▸ Exercise
Return the whole listing, keeping every character the same.

══════

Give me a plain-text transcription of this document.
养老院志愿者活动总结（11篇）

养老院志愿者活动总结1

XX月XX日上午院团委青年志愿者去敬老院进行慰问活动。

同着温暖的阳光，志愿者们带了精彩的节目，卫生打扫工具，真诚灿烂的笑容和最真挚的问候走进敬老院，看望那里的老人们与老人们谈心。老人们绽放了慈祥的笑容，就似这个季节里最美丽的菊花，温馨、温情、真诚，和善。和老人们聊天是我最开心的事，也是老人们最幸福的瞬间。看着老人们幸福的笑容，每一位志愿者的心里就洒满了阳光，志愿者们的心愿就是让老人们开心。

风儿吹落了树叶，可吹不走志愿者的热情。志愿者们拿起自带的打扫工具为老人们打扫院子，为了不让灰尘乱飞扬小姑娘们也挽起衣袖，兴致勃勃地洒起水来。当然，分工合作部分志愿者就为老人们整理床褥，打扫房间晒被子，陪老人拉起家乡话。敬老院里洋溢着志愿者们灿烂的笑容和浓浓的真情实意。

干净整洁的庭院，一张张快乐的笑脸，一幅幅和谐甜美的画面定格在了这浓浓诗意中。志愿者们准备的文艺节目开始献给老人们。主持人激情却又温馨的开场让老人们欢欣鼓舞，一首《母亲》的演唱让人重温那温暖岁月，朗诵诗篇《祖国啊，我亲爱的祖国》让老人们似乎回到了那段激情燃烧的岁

══════

▸ Written answer
Give me a plain-text transcription of this document.
养老院志愿者活动总结（11篇）

养老院志愿者活动总结1

XX月XX日上午院团委青年志愿者去敬老院进行慰问活动。

同着温暖的阳光，志愿者们带了精彩的节目，卫生打扫工具，真诚灿烂的笑容和最真挚的问候走进敬老院，看望那里的老人们与老人们谈心。老人们绽放了慈祥的笑容，就似这个季节里最美丽的菊花，温馨、温情、真诚，和善。和老人们聊天是我最开心的事，也是老人们最幸福的瞬间。看着老人们幸福的笑容，每一位志愿者的心里就洒满了阳光，志愿者们的心愿就是让老人们开心。

风儿吹落了树叶，可吹不走志愿者的热情。志愿者们拿起自带的打扫工具为老人们打扫院子，为了不让灰尘乱飞扬小姑娘们也挽起衣袖，兴致勃勃地洒起水来。当然，分工合作部分志愿者就为老人们整理床褥，打扫房间晒被子，陪老人拉起家乡话。敬老院里洋溢着志愿者们灿烂的笑容和浓浓的真情实意。

干净整洁的庭院，一张张快乐的笑脸，一幅幅和谐甜美的画面定格在了这浓浓诗意中。志愿者们准备的文艺节目开始献给老人们。主持人激情却又温馨的开场让老人们欢欣鼓舞，一首《母亲》的演唱让人重温那温暖岁月，朗诵诗篇《祖国啊，我亲爱的祖国》让老人们似乎回到了那段激情燃烧的岁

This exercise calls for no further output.